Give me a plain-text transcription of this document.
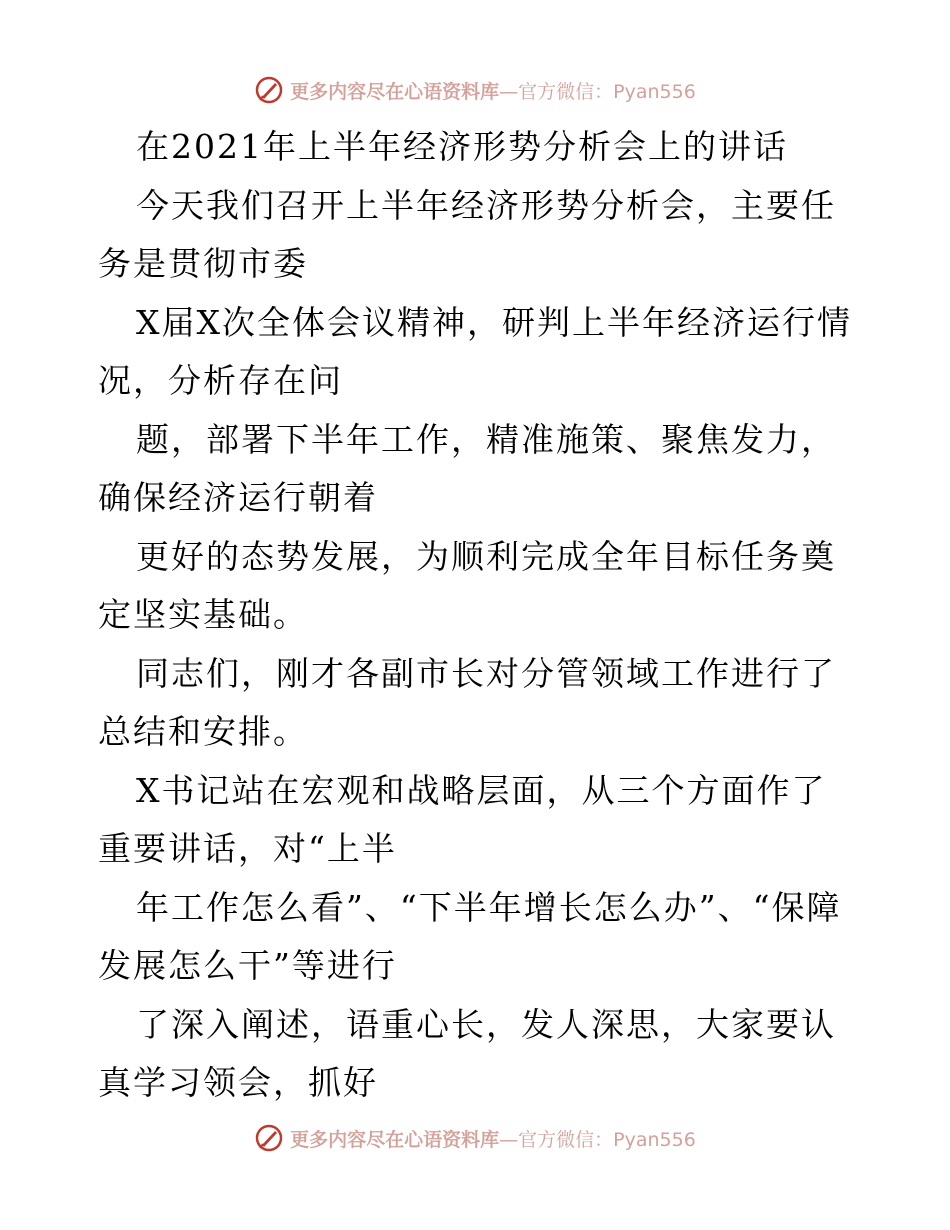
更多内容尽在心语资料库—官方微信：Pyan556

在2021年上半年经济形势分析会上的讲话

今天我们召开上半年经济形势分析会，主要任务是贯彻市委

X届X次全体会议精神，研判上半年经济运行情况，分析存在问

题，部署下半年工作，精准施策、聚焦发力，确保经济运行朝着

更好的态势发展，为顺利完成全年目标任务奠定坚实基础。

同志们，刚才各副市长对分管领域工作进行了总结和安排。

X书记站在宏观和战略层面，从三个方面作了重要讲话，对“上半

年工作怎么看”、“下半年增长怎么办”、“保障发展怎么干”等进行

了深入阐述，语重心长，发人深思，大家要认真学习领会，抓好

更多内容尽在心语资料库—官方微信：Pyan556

* * *

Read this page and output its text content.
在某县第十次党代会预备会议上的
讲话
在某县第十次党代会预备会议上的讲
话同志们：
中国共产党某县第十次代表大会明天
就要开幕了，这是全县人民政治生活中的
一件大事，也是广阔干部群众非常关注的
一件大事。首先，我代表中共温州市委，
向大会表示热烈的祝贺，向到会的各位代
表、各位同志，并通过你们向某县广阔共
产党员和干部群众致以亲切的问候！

# Written instruction
Count the lines in the entries above that include the string "this", then give only that figure.

# Answer
2